Exercise ▸
Locate and copy all lines bearing the word "screenshot".

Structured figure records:
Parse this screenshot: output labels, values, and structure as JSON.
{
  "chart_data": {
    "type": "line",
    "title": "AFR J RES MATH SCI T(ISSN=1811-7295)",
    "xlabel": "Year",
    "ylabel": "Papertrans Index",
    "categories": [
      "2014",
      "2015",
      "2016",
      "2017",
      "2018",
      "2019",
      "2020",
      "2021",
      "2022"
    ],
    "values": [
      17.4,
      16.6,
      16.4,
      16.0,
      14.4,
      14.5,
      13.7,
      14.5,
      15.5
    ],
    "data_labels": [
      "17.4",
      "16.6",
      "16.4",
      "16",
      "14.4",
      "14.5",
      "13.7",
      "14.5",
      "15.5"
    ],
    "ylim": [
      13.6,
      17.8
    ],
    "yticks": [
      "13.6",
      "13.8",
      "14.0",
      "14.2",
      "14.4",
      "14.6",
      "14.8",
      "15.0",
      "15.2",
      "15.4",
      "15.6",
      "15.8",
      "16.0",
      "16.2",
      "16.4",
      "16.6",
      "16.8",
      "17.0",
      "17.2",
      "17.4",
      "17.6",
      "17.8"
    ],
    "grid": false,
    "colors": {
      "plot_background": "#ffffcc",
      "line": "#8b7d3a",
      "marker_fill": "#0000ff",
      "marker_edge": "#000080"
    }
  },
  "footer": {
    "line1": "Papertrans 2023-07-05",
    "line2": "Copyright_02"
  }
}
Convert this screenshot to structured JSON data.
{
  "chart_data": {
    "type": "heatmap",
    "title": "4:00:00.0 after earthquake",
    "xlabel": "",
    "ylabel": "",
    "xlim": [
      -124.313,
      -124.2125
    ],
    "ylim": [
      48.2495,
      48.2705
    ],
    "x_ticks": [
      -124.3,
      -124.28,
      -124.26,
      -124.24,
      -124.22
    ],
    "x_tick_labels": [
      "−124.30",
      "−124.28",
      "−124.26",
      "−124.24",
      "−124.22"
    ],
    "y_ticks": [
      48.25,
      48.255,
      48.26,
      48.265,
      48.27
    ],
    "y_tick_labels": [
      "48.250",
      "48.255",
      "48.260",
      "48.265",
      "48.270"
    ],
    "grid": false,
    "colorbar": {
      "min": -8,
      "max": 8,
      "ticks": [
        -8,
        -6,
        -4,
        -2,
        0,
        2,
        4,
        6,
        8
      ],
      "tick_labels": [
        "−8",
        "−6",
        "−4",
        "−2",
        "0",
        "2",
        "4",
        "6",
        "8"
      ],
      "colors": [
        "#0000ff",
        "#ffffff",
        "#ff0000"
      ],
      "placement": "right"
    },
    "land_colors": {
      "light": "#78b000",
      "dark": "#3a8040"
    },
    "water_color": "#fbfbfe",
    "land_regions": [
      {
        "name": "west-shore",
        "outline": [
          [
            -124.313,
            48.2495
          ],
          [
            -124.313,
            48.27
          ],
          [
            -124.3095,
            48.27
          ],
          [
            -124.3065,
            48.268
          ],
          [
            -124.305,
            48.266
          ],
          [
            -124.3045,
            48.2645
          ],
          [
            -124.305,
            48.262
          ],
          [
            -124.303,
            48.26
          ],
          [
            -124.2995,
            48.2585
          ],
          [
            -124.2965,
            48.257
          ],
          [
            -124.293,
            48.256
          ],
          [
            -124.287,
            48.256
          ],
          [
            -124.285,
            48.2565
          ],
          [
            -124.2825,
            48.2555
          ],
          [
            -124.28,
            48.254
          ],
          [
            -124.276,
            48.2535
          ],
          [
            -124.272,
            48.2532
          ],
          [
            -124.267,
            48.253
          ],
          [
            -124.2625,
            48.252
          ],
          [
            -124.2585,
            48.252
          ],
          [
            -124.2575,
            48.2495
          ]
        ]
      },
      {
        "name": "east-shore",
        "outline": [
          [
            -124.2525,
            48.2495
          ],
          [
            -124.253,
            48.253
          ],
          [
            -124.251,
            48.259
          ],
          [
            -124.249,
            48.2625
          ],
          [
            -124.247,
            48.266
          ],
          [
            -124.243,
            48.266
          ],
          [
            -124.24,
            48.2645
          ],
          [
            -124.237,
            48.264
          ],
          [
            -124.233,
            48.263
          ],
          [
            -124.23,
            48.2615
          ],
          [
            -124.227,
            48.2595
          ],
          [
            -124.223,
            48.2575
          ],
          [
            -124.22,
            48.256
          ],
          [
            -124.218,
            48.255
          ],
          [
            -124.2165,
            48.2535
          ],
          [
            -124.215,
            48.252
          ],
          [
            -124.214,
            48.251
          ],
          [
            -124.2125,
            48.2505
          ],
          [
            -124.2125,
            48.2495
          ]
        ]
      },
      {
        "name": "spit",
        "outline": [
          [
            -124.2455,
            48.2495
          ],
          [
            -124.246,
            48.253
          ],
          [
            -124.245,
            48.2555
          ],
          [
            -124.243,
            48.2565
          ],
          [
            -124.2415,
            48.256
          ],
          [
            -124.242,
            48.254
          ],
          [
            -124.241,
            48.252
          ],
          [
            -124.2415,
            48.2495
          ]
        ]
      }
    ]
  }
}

Task output ▸
Parse this screenshot: output labels, values, and structure as JSON.
Convert this screenshot to structured JSON data.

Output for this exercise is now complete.